- SHORT TASK: The records below are to be copied word for word, with every picture left out.

- MATERIAL FOR THE TASK:
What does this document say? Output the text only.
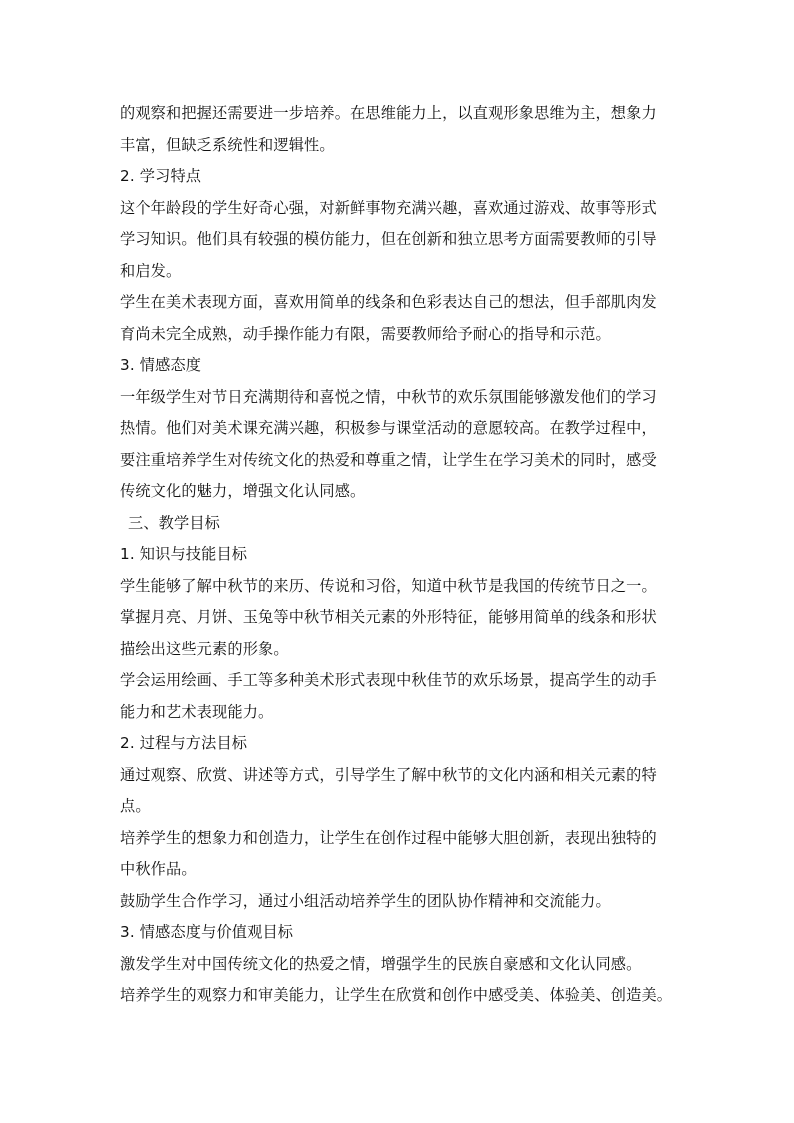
的观察和把握还需要进一步培养。在思维能力上，以直观形象思维为主，想象力
丰富，但缺乏系统性和逻辑性。
2. 学习特点
这个年龄段的学生好奇心强，对新鲜事物充满兴趣，喜欢通过游戏、故事等形式
学习知识。他们具有较强的模仿能力，但在创新和独立思考方面需要教师的引导
和启发。
学生在美术表现方面，喜欢用简单的线条和色彩表达自己的想法，但手部肌肉发
育尚未完全成熟，动手操作能力有限，需要教师给予耐心的指导和示范。
3. 情感态度
一年级学生对节日充满期待和喜悦之情，中秋节的欢乐氛围能够激发他们的学习
热情。他们对美术课充满兴趣，积极参与课堂活动的意愿较高。在教学过程中，
要注重培养学生对传统文化的热爱和尊重之情，让学生在学习美术的同时，感受
传统文化的魅力，增强文化认同感。
三、教学目标
1. 知识与技能目标
学生能够了解中秋节的来历、传说和习俗，知道中秋节是我国的传统节日之一。
掌握月亮、月饼、玉兔等中秋节相关元素的外形特征，能够用简单的线条和形状
描绘出这些元素的形象。
学会运用绘画、手工等多种美术形式表现中秋佳节的欢乐场景，提高学生的动手
能力和艺术表现能力。
2. 过程与方法目标
通过观察、欣赏、讲述等方式，引导学生了解中秋节的文化内涵和相关元素的特
点。
培养学生的想象力和创造力，让学生在创作过程中能够大胆创新，表现出独特的
中秋作品。
鼓励学生合作学习，通过小组活动培养学生的团队协作精神和交流能力。
3. 情感态度与价值观目标
激发学生对中国传统文化的热爱之情，增强学生的民族自豪感和文化认同感。
培养学生的观察力和审美能力，让学生在欣赏和创作中感受美、体验美、创造美。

- EXERCISE OUTPUT:
What does this document say? Output the text only.
的观察和把握还需要进一步培养。在思维能力上，以直观形象思维为主，想象力
丰富，但缺乏系统性和逻辑性。
2. 学习特点
这个年龄段的学生好奇心强，对新鲜事物充满兴趣，喜欢通过游戏、故事等形式
学习知识。他们具有较强的模仿能力，但在创新和独立思考方面需要教师的引导
和启发。
学生在美术表现方面，喜欢用简单的线条和色彩表达自己的想法，但手部肌肉发
育尚未完全成熟，动手操作能力有限，需要教师给予耐心的指导和示范。
3. 情感态度
一年级学生对节日充满期待和喜悦之情，中秋节的欢乐氛围能够激发他们的学习
热情。他们对美术课充满兴趣，积极参与课堂活动的意愿较高。在教学过程中，
要注重培养学生对传统文化的热爱和尊重之情，让学生在学习美术的同时，感受
传统文化的魅力，增强文化认同感。
三、教学目标
1. 知识与技能目标
学生能够了解中秋节的来历、传说和习俗，知道中秋节是我国的传统节日之一。
掌握月亮、月饼、玉兔等中秋节相关元素的外形特征，能够用简单的线条和形状
描绘出这些元素的形象。
学会运用绘画、手工等多种美术形式表现中秋佳节的欢乐场景，提高学生的动手
能力和艺术表现能力。
2. 过程与方法目标
通过观察、欣赏、讲述等方式，引导学生了解中秋节的文化内涵和相关元素的特
点。
培养学生的想象力和创造力，让学生在创作过程中能够大胆创新，表现出独特的
中秋作品。
鼓励学生合作学习，通过小组活动培养学生的团队协作精神和交流能力。
3. 情感态度与价值观目标
激发学生对中国传统文化的热爱之情，增强学生的民族自豪感和文化认同感。
培养学生的观察力和审美能力，让学生在欣赏和创作中感受美、体验美、创造美。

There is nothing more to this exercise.